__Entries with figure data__

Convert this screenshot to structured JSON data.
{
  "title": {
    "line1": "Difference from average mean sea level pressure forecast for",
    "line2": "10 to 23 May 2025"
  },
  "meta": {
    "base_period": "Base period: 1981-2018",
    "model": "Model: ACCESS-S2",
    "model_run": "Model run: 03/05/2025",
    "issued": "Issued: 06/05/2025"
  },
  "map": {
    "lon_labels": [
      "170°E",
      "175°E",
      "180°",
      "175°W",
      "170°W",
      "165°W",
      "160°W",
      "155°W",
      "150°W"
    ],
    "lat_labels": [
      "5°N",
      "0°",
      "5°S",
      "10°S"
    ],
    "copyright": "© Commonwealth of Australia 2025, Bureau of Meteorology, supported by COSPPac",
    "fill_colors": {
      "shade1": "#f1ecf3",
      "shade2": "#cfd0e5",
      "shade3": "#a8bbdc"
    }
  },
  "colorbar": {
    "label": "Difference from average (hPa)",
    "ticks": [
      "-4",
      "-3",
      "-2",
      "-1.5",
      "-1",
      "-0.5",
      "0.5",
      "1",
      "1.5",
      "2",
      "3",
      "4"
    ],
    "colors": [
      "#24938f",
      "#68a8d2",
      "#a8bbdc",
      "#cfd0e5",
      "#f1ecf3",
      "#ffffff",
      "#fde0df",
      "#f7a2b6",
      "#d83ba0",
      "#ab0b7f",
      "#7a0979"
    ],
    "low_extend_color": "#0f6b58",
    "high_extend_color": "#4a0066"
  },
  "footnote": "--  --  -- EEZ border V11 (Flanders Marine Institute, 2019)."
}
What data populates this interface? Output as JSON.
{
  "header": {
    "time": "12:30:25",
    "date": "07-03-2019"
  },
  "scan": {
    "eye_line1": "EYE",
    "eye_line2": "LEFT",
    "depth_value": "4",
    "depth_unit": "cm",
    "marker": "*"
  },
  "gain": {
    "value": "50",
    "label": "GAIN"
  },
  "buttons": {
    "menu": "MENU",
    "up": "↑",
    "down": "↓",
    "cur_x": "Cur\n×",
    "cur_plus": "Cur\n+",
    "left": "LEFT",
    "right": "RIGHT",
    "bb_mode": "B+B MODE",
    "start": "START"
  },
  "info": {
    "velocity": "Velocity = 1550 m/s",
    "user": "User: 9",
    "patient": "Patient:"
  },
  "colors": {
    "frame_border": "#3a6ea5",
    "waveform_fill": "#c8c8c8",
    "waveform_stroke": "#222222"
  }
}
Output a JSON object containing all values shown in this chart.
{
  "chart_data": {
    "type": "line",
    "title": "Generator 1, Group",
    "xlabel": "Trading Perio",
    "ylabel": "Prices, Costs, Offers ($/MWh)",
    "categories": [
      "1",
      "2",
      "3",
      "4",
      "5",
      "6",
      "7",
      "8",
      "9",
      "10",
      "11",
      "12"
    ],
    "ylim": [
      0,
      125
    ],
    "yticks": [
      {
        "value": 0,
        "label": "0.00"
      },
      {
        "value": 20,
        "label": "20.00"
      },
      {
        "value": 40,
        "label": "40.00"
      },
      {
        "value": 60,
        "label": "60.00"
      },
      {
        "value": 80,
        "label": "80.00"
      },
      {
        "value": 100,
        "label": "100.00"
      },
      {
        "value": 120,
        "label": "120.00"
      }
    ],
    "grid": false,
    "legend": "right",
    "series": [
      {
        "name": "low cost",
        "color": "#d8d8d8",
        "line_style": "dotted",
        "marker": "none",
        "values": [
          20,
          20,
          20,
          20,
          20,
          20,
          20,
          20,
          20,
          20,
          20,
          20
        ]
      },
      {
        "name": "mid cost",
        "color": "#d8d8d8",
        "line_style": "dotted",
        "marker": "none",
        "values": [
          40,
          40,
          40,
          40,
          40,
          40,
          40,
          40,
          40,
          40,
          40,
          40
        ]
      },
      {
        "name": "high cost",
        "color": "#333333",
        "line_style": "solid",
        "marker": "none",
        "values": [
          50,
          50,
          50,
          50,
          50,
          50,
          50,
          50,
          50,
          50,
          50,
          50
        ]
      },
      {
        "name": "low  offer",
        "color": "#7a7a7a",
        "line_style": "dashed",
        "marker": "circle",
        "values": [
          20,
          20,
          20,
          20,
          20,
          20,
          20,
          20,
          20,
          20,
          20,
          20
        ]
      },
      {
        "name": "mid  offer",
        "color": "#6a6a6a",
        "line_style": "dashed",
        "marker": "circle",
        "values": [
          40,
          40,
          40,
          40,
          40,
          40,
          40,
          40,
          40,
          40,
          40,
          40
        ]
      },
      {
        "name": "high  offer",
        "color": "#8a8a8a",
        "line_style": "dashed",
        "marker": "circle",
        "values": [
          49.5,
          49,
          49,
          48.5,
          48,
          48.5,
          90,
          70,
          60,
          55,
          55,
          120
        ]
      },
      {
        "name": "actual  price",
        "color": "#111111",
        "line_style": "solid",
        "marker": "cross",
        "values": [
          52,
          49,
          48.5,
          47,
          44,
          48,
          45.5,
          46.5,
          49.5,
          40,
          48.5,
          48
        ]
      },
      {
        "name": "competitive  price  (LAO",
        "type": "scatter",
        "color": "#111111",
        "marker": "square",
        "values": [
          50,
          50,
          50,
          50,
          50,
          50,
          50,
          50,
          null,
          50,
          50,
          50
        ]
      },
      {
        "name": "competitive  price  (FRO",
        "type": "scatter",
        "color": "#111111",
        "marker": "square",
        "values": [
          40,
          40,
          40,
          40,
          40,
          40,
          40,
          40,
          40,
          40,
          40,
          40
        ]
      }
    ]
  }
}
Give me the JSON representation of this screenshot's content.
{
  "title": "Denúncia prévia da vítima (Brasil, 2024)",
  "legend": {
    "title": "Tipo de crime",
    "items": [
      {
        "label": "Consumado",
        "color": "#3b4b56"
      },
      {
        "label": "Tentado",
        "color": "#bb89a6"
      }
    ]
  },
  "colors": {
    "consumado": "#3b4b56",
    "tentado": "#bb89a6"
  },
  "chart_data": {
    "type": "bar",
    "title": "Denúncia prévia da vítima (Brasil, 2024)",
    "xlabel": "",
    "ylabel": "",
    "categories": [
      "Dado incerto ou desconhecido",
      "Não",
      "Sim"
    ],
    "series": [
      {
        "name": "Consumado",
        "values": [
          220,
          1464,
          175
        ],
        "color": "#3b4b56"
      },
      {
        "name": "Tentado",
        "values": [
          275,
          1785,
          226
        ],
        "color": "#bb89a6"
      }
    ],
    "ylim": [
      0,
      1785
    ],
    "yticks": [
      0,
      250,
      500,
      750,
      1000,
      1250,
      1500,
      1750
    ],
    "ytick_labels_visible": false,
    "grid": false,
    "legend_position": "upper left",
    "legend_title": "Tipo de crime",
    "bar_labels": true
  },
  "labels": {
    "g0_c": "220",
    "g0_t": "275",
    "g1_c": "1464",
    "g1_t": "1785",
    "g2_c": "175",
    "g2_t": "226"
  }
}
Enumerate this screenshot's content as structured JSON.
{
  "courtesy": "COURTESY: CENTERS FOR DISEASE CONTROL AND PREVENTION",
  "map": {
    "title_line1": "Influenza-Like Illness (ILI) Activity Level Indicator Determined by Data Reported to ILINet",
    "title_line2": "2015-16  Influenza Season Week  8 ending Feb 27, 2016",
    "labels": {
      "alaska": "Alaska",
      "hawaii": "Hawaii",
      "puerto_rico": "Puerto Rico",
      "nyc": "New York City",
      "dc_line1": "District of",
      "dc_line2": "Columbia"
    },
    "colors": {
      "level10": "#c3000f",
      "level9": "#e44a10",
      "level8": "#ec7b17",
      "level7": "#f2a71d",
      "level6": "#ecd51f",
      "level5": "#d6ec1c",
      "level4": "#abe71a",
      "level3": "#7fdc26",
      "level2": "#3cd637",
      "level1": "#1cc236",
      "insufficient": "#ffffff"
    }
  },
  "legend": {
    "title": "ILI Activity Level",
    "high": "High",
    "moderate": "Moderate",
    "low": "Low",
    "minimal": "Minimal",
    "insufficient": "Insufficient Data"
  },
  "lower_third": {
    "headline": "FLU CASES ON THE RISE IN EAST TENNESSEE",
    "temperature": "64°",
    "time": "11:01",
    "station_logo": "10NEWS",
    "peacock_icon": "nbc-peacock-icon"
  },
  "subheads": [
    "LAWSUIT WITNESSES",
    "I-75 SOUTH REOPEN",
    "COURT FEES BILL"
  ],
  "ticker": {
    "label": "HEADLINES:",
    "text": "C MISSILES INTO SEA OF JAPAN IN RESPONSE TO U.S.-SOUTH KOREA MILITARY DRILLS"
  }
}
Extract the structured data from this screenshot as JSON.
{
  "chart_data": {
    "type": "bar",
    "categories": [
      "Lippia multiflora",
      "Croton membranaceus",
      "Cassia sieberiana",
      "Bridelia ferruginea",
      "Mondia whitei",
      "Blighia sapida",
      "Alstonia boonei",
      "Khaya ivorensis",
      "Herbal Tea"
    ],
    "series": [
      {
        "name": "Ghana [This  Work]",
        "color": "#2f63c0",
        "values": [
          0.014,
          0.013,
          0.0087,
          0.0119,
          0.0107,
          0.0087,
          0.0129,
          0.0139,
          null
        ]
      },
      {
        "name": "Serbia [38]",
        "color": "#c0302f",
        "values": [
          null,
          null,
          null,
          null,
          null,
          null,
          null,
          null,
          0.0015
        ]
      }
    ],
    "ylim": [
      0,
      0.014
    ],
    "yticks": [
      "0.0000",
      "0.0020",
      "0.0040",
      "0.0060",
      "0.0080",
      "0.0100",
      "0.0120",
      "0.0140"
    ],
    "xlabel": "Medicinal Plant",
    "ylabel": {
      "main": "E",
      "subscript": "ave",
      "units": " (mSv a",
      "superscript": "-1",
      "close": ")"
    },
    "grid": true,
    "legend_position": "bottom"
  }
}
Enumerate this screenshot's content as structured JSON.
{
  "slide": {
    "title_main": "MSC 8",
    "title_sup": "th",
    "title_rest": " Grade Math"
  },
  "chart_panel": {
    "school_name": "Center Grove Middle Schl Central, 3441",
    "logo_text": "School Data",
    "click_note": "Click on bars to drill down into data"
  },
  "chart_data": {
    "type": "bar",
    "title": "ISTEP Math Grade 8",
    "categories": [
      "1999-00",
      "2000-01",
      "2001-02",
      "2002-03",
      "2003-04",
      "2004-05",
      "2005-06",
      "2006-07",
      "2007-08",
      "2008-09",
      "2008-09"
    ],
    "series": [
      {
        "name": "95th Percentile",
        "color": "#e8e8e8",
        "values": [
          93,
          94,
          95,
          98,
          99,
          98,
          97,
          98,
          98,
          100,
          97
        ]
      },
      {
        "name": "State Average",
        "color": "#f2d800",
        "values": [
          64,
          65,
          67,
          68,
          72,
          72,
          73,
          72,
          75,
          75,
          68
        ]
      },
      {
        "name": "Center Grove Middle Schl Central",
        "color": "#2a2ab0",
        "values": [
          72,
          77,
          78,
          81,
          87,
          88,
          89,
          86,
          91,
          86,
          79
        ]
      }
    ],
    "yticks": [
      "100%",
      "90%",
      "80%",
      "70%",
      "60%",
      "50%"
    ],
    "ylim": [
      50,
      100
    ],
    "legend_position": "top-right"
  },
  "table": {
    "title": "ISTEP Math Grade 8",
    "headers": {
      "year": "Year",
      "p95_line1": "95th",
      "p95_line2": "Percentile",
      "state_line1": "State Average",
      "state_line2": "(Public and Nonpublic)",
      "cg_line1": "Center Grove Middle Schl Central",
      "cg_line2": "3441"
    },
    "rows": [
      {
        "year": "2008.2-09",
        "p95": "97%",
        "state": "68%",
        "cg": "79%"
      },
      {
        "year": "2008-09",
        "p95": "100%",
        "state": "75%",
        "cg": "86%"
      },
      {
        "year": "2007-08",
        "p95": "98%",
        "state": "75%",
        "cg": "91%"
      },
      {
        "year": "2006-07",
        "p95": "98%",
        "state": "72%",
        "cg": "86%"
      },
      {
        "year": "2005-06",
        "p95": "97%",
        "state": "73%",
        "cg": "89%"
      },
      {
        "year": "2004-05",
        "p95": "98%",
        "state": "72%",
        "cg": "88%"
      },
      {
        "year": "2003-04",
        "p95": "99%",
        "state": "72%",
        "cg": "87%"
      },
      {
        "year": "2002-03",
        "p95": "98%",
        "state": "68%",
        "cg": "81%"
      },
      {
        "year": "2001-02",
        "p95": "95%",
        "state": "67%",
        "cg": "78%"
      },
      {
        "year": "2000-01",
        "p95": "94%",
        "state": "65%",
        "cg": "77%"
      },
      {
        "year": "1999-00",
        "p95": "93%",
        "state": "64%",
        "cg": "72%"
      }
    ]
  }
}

__Given problem__
For the listing above, give the number of lines in which the string "down" occurs, and nothing else.

__Reply__
2